[AIM OF THE EXERCISE] Find the lines below that contain "aktörer" and tally them. Return only the total.

[SUPPLIED RECORDS]
╔══

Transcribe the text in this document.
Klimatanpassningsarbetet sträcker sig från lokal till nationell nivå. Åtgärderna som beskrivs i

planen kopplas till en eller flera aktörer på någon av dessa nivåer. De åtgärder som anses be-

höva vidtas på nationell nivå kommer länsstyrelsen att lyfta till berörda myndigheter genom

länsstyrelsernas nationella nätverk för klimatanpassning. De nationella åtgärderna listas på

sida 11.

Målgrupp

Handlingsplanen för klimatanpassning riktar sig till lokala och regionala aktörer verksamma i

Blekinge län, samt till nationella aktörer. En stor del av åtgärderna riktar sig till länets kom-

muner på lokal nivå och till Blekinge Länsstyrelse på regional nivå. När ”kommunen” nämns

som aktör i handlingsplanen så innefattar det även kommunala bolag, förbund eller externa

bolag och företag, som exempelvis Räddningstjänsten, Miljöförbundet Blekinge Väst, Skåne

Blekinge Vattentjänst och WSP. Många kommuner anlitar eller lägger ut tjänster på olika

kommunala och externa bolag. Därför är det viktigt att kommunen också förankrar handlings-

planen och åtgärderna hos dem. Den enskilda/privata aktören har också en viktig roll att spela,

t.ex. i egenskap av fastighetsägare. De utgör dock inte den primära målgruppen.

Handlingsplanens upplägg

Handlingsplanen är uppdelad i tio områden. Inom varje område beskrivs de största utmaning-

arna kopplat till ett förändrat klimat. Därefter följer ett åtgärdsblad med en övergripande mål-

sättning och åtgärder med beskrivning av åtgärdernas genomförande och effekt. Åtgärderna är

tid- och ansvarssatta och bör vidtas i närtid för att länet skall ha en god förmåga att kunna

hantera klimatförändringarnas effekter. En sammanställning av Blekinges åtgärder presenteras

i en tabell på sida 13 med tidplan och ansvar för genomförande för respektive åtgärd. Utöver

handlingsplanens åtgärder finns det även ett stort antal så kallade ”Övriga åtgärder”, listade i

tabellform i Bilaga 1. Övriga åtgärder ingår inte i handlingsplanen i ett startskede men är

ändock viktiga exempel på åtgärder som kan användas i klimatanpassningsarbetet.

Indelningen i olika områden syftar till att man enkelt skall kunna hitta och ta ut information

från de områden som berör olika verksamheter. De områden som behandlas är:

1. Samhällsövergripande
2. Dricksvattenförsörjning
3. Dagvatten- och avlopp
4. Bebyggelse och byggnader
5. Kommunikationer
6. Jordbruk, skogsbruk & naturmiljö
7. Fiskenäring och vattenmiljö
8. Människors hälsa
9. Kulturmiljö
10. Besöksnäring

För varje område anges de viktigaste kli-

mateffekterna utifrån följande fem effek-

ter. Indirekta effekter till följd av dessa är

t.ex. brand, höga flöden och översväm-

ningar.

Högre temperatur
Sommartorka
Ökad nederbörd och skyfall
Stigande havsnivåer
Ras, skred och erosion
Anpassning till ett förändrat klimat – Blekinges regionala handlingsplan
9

╚══

[SOLVED PROBLEM] 3